• What to work on
Copy the rows starting at the one that contains "modal-dialog: T-SUIVI_2_général_examenSV état" and ending at the one that contains "form-column[interactable]: état général", both included, reproducing each character for character.

--- START ---

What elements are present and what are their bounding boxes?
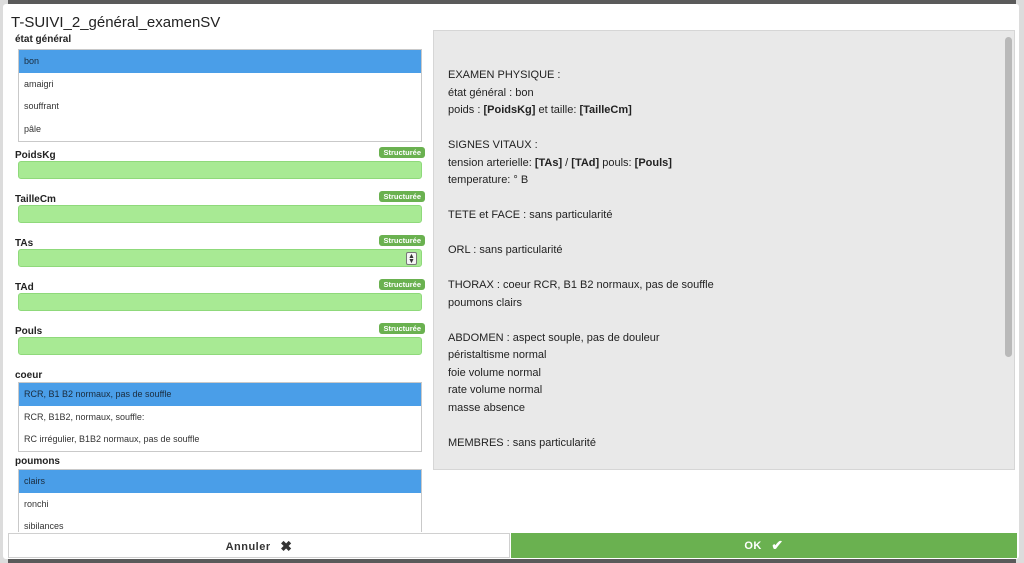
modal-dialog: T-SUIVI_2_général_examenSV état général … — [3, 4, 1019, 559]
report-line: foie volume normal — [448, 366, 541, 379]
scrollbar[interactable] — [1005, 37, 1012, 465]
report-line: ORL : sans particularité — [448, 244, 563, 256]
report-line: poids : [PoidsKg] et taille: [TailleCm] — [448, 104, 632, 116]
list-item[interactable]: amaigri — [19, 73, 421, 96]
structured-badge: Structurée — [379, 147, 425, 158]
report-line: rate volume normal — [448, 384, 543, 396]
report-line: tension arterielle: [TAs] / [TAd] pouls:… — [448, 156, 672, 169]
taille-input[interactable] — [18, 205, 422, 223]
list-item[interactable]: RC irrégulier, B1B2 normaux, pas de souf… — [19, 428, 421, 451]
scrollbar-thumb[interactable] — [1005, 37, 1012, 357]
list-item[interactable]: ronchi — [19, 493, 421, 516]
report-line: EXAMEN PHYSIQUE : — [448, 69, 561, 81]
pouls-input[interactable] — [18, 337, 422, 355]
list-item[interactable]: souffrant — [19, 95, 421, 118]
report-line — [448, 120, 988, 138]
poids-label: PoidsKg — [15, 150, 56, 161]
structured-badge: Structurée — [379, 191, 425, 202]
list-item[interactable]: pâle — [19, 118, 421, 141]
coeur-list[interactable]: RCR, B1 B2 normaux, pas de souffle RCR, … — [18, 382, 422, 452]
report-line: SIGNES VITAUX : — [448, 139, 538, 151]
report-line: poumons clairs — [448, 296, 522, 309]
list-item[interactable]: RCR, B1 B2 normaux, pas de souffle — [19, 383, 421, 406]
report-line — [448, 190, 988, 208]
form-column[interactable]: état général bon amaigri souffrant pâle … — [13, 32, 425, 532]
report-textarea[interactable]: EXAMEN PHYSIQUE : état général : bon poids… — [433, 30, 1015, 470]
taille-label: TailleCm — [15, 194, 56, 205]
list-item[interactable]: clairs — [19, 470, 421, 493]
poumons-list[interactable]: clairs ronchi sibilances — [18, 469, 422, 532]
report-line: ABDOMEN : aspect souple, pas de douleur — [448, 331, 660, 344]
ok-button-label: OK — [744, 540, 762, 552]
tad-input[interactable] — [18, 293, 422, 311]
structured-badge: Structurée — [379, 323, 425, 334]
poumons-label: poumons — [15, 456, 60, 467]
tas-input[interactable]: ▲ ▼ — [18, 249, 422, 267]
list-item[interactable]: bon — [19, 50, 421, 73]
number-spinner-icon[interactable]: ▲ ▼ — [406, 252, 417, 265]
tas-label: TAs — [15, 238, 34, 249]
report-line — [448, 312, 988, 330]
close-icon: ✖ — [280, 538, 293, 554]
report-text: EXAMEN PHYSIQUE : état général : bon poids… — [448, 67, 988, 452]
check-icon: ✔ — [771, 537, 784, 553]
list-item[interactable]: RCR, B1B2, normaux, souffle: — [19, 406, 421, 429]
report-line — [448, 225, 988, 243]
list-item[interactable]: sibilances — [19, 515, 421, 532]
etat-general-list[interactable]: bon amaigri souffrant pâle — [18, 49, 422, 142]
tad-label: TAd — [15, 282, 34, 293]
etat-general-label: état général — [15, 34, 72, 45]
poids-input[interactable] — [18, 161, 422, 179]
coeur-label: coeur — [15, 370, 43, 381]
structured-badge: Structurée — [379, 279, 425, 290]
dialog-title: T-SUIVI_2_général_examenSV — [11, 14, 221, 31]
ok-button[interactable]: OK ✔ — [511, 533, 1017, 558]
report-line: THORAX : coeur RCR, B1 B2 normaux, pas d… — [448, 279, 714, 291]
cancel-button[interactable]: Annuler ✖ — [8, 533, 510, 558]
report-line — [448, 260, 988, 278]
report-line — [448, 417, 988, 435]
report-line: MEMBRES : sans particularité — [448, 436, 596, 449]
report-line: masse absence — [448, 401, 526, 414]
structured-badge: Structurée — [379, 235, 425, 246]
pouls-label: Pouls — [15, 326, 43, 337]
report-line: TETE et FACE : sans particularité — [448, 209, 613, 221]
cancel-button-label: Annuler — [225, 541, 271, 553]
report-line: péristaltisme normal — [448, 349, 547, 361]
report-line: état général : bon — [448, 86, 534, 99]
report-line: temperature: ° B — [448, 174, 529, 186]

--- END ---
--- START ---

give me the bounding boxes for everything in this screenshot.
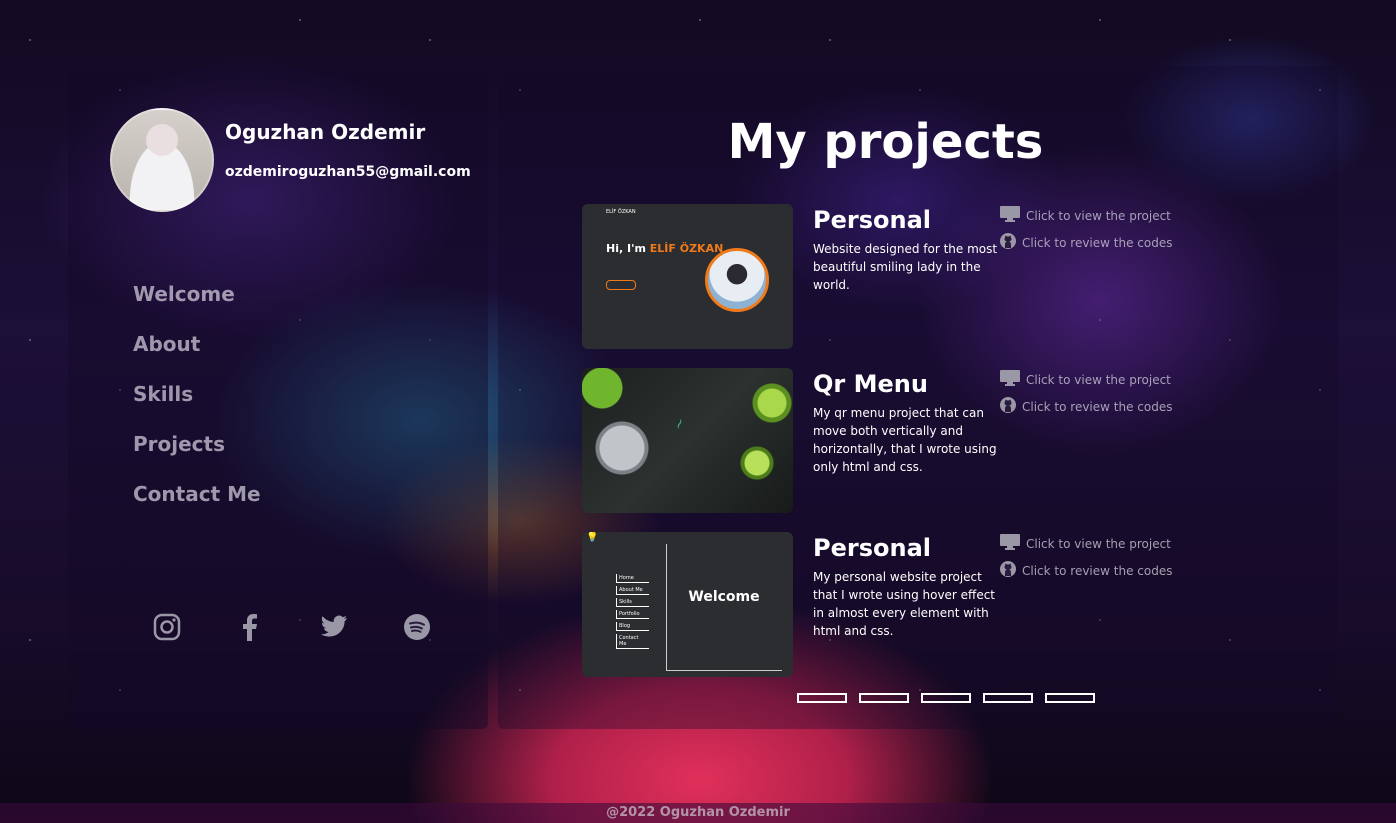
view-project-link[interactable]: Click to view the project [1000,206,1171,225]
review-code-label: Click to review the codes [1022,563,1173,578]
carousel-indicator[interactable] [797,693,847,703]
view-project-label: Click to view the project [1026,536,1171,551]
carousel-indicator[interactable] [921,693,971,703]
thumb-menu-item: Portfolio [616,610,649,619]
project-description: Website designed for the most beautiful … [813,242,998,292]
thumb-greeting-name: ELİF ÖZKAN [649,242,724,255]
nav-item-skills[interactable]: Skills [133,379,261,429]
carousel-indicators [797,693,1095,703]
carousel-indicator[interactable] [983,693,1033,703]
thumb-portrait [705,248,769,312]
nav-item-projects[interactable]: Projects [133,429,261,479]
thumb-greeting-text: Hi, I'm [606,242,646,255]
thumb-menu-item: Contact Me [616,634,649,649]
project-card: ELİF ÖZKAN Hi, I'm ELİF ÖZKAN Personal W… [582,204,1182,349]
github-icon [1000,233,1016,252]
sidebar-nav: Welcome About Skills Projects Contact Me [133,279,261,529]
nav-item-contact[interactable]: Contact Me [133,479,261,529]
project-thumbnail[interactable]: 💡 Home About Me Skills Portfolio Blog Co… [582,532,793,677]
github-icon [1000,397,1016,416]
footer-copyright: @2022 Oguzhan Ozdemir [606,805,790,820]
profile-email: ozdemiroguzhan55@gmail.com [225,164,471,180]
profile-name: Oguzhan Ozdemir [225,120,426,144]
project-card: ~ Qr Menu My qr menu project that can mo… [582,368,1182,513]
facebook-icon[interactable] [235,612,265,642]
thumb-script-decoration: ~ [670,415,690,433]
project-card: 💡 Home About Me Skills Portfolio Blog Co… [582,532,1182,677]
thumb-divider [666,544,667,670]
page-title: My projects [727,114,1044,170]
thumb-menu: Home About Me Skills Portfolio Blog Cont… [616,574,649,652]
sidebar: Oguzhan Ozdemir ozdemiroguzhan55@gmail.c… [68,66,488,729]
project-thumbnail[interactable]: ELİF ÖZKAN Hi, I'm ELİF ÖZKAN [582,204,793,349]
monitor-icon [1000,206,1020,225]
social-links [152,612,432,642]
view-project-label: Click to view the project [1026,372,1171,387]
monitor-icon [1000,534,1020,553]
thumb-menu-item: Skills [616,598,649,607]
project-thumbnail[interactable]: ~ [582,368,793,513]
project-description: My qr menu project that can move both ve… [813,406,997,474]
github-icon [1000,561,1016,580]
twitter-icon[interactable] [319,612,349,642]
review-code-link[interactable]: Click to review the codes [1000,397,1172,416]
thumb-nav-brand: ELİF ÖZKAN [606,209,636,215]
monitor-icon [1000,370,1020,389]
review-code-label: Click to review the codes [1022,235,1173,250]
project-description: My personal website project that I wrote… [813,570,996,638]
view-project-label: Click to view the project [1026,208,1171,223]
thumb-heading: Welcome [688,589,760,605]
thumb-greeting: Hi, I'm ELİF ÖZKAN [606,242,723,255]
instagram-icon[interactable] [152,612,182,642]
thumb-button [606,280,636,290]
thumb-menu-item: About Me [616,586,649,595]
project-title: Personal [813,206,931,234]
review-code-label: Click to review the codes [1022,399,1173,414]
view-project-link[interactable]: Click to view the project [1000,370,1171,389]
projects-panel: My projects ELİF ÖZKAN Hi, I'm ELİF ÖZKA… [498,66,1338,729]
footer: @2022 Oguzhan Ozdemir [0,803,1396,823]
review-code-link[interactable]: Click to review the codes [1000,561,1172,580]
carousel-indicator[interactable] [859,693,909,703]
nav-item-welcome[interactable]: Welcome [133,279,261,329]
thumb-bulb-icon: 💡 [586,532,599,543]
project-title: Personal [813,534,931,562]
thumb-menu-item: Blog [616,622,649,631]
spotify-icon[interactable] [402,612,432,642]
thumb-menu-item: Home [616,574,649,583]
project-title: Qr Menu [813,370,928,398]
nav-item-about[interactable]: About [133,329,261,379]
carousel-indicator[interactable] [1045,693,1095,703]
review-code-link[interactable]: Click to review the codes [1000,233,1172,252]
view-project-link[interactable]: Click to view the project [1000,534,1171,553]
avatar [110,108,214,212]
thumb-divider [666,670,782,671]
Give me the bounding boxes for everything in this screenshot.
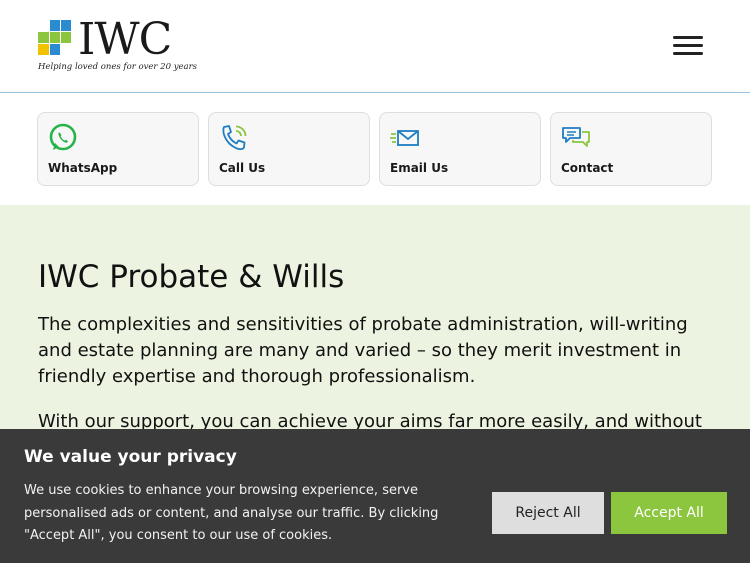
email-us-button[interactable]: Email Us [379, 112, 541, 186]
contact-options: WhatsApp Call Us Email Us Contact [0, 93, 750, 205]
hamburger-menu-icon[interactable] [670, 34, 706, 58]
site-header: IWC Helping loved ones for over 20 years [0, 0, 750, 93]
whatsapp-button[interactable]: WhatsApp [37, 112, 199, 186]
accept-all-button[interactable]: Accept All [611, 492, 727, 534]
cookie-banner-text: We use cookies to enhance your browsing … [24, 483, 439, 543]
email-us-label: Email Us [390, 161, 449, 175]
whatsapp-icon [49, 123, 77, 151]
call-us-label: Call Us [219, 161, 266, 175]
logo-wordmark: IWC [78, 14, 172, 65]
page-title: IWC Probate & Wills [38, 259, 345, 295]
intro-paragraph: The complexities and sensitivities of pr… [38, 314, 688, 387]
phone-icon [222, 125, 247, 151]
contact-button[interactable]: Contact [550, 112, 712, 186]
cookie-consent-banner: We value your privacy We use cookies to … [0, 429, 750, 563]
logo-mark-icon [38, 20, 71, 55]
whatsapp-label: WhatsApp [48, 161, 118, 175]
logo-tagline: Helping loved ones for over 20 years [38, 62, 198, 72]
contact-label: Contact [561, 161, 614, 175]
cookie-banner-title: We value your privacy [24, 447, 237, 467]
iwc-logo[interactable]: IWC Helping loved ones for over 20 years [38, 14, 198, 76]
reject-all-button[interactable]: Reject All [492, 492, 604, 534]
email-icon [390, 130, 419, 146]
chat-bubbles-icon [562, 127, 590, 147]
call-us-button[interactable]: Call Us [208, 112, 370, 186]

--- END ---
--- START ---

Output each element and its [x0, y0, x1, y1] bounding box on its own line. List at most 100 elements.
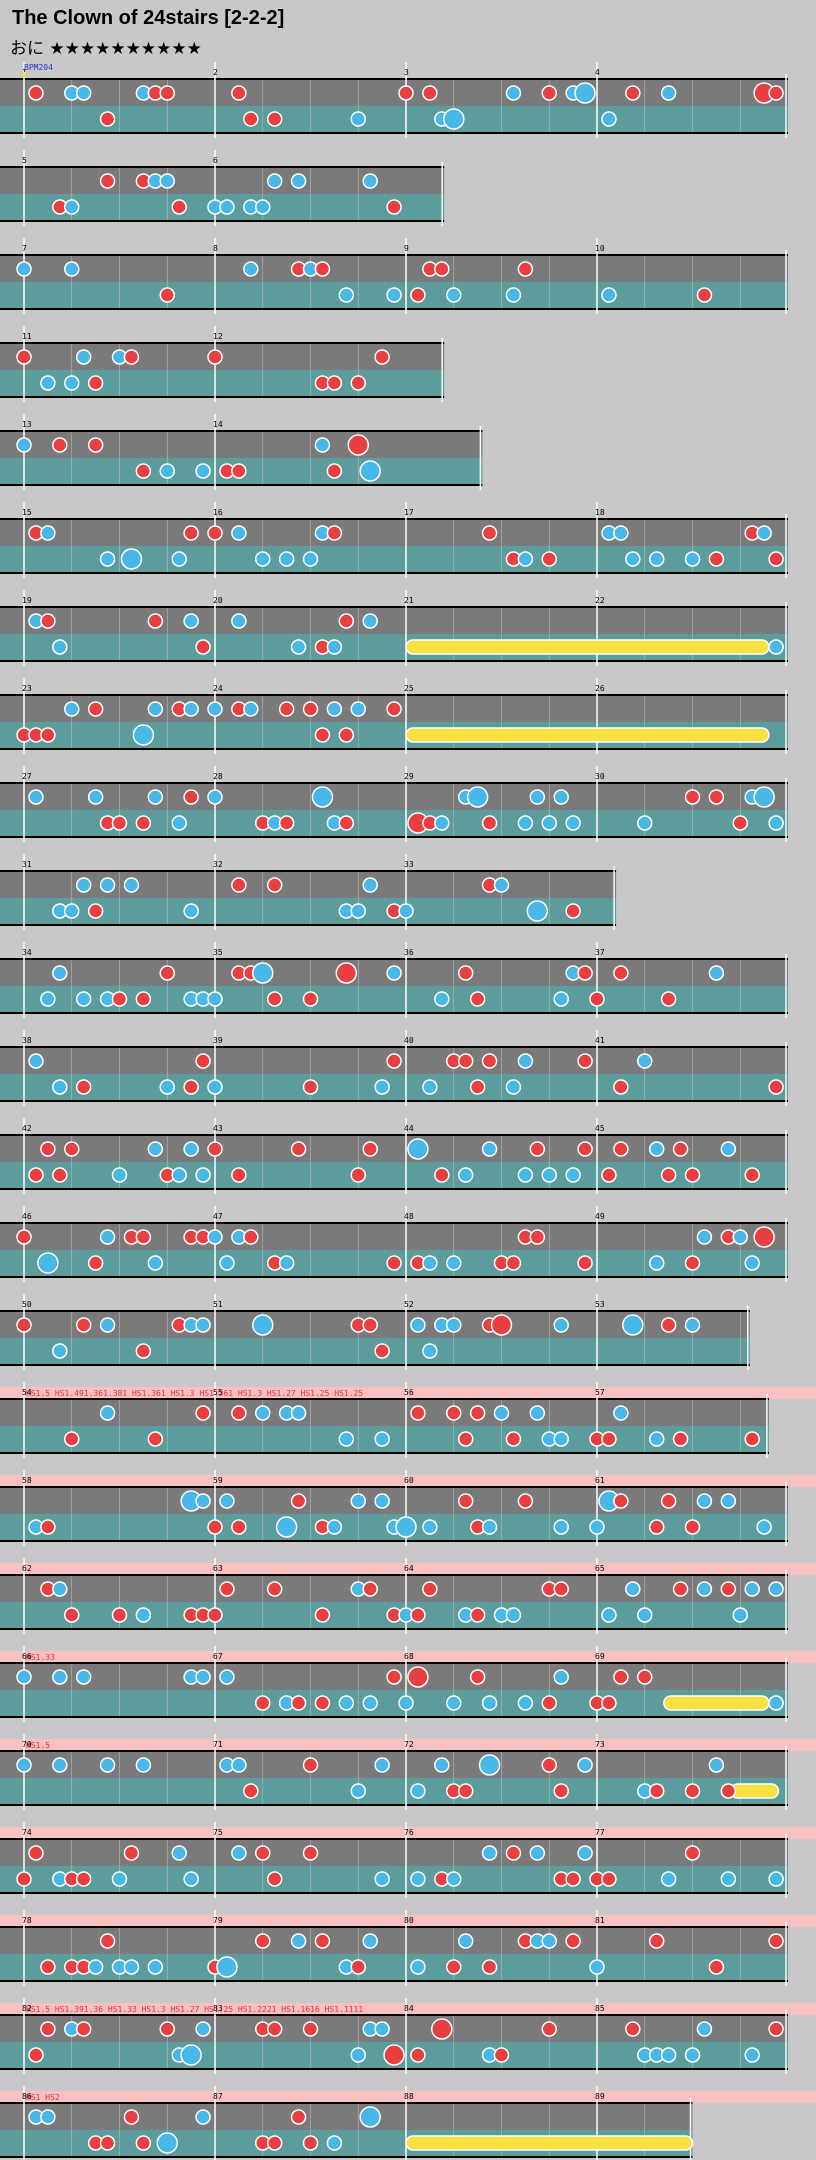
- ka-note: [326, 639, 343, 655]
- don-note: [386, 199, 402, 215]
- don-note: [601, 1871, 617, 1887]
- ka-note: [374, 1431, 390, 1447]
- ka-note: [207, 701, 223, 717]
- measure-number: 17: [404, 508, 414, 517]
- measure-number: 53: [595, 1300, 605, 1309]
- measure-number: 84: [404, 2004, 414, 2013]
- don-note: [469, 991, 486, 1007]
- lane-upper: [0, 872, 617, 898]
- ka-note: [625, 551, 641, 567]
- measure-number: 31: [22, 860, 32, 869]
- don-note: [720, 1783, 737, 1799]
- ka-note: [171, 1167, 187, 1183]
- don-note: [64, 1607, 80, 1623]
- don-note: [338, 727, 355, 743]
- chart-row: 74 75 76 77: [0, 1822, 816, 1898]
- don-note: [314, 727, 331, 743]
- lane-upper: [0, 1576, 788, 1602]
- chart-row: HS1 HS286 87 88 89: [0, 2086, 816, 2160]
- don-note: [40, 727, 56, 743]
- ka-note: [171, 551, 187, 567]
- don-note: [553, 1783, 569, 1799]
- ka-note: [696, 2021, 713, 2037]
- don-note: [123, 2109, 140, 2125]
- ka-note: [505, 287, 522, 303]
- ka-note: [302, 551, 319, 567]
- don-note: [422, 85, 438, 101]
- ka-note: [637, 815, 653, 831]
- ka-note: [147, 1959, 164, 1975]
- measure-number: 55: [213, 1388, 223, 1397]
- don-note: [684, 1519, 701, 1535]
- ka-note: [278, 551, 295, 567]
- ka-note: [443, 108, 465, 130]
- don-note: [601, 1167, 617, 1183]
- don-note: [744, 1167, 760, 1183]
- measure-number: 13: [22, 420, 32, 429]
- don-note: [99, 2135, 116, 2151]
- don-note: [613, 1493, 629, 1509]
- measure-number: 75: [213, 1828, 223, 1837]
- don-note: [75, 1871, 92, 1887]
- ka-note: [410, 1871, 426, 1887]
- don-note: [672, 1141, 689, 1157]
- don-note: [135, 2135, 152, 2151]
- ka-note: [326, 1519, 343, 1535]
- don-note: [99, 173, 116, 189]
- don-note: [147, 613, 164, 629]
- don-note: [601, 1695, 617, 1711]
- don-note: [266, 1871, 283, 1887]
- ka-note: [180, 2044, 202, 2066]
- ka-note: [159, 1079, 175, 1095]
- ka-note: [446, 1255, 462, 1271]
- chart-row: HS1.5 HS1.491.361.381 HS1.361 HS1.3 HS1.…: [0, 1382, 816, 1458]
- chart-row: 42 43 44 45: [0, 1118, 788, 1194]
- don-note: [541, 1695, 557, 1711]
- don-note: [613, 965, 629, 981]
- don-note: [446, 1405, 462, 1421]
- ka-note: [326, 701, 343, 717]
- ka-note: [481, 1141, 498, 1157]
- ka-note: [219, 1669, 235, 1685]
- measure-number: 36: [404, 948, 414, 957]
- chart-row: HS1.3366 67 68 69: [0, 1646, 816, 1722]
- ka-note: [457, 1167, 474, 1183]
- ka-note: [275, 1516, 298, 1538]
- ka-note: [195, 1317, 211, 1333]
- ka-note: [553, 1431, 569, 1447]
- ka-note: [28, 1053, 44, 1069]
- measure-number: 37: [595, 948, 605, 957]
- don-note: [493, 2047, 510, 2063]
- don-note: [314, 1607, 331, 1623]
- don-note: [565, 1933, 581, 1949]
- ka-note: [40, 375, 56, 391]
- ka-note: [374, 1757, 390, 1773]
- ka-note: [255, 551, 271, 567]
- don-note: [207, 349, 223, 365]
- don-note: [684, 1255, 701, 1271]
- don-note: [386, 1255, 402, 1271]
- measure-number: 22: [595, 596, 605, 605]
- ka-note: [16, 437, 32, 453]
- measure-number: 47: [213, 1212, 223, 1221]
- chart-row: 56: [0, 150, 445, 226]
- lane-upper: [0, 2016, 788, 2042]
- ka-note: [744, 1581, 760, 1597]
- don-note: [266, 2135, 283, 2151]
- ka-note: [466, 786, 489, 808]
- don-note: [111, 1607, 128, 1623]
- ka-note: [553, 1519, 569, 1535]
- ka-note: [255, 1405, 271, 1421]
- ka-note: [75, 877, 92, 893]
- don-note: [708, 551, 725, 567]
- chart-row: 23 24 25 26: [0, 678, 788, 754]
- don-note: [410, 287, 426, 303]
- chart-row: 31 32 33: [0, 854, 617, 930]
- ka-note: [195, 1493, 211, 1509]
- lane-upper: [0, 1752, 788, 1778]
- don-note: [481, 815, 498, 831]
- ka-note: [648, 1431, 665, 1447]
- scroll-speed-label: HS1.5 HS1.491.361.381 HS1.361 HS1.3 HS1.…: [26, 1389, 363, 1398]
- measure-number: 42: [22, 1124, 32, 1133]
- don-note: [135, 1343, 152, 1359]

--- END ---

• Reply to the task
modal-dialog: T-SUIVI_2_général_examenSV état général … — [3, 4, 1019, 559]
report-line: foie volume normal — [448, 366, 541, 379]
scrollbar[interactable] — [1005, 37, 1012, 465]
report-line: ORL : sans particularité — [448, 244, 563, 256]
report-line: poids : [PoidsKg] et taille: [TailleCm] — [448, 104, 632, 116]
list-item[interactable]: amaigri — [19, 73, 421, 96]
structured-badge: Structurée — [379, 147, 425, 158]
report-line: rate volume normal — [448, 384, 543, 396]
report-line: tension arterielle: [TAs] / [TAd] pouls:… — [448, 156, 672, 169]
taille-input[interactable] — [18, 205, 422, 223]
list-item[interactable]: RC irrégulier, B1B2 normaux, pas de souf… — [19, 428, 421, 451]
scrollbar-thumb[interactable] — [1005, 37, 1012, 357]
list-item[interactable]: ronchi — [19, 493, 421, 516]
report-line: EXAMEN PHYSIQUE : — [448, 69, 561, 81]
pouls-input[interactable] — [18, 337, 422, 355]
list-item[interactable]: souffrant — [19, 95, 421, 118]
report-line — [448, 120, 988, 138]
poids-label: PoidsKg — [15, 150, 56, 161]
structured-badge: Structurée — [379, 191, 425, 202]
list-item[interactable]: pâle — [19, 118, 421, 141]
coeur-list[interactable]: RCR, B1 B2 normaux, pas de souffle RCR, … — [18, 382, 422, 452]
report-line: SIGNES VITAUX : — [448, 139, 538, 151]
report-line: poumons clairs — [448, 296, 522, 309]
list-item[interactable]: RCR, B1 B2 normaux, pas de souffle — [19, 383, 421, 406]
report-line — [448, 190, 988, 208]
form-column[interactable]: état général bon amaigri souffrant pâle … — [13, 32, 425, 532]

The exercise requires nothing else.